▶ **EXERCISE DESCRIPTION**
Print the records below exactly as they appear.

▶ **DATA SHOWN**
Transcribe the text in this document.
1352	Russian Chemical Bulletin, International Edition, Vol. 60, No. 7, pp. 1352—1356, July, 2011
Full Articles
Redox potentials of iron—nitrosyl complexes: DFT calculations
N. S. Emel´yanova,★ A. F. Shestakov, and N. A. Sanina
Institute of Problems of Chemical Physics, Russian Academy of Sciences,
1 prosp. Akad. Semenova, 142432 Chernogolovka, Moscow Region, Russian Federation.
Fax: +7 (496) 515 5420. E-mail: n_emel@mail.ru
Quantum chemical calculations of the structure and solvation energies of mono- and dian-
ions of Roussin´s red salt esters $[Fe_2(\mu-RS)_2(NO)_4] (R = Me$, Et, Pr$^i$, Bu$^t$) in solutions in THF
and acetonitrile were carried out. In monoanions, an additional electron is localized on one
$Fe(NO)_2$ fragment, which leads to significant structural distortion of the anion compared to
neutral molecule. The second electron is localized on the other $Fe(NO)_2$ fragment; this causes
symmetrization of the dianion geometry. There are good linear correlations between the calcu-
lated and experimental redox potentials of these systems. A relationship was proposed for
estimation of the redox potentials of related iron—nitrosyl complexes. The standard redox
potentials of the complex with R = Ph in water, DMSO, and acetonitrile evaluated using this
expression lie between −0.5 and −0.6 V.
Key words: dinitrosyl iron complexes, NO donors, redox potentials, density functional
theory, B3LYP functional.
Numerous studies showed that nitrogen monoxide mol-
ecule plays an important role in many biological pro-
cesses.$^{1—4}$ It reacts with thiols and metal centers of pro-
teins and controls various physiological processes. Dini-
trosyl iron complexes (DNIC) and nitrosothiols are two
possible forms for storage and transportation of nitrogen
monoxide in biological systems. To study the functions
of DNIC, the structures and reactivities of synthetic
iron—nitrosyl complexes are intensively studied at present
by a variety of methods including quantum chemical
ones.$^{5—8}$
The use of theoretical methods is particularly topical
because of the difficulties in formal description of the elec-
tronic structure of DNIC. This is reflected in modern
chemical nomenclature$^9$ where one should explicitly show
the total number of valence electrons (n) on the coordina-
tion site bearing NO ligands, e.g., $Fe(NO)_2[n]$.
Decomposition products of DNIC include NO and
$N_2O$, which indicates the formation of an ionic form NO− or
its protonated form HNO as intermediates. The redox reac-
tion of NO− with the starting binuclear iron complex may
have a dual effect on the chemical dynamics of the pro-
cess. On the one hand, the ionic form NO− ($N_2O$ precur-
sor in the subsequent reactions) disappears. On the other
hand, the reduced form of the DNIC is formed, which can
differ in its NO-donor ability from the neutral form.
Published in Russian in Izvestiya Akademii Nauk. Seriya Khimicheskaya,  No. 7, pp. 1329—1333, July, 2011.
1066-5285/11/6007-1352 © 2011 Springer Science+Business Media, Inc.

▶ **FINISHED TASK**
Transcribe the text in this document.
1352	Russian Chemical Bulletin, International Edition, Vol. 60, No. 7, pp. 1352—1356, July, 2011
Full Articles
Redox potentials of iron—nitrosyl complexes: DFT calculations
N. S. Emel´yanova,★ A. F. Shestakov, and N. A. Sanina
Institute of Problems of Chemical Physics, Russian Academy of Sciences,
1 prosp. Akad. Semenova, 142432 Chernogolovka, Moscow Region, Russian Federation.
Fax: +7 (496) 515 5420. E-mail: n_emel@mail.ru
Quantum chemical calculations of the structure and solvation energies of mono- and dian-
ions of Roussin´s red salt esters $[Fe_2(\mu-RS)_2(NO)_4] (R = Me$, Et, Pr$^i$, Bu$^t$) in solutions in THF
and acetonitrile were carried out. In monoanions, an additional electron is localized on one
$Fe(NO)_2$ fragment, which leads to significant structural distortion of the anion compared to
neutral molecule. The second electron is localized on the other $Fe(NO)_2$ fragment; this causes
symmetrization of the dianion geometry. There are good linear correlations between the calcu-
lated and experimental redox potentials of these systems. A relationship was proposed for
estimation of the redox potentials of related iron—nitrosyl complexes. The standard redox
potentials of the complex with R = Ph in water, DMSO, and acetonitrile evaluated using this
expression lie between −0.5 and −0.6 V.
Key words: dinitrosyl iron complexes, NO donors, redox potentials, density functional
theory, B3LYP functional.
Numerous studies showed that nitrogen monoxide mol-
ecule plays an important role in many biological pro-
cesses.$^{1—4}$ It reacts with thiols and metal centers of pro-
teins and controls various physiological processes. Dini-
trosyl iron complexes (DNIC) and nitrosothiols are two
possible forms for storage and transportation of nitrogen
monoxide in biological systems. To study the functions
of DNIC, the structures and reactivities of synthetic
iron—nitrosyl complexes are intensively studied at present
by a variety of methods including quantum chemical
ones.$^{5—8}$
The use of theoretical methods is particularly topical
because of the difficulties in formal description of the elec-
tronic structure of DNIC. This is reflected in modern
chemical nomenclature$^9$ where one should explicitly show
the total number of valence electrons (n) on the coordina-
tion site bearing NO ligands, e.g., $Fe(NO)_2[n]$.
Decomposition products of DNIC include NO and
$N_2O$, which indicates the formation of an ionic form NO− or
its protonated form HNO as intermediates. The redox reac-
tion of NO− with the starting binuclear iron complex may
have a dual effect on the chemical dynamics of the pro-
cess. On the one hand, the ionic form NO− ($N_2O$ precur-
sor in the subsequent reactions) disappears. On the other
hand, the reduced form of the DNIC is formed, which can
differ in its NO-donor ability from the neutral form.
Published in Russian in Izvestiya Akademii Nauk. Seriya Khimicheskaya,  No. 7, pp. 1329—1333, July, 2011.
1066-5285/11/6007-1352 © 2011 Springer Science+Business Media, Inc.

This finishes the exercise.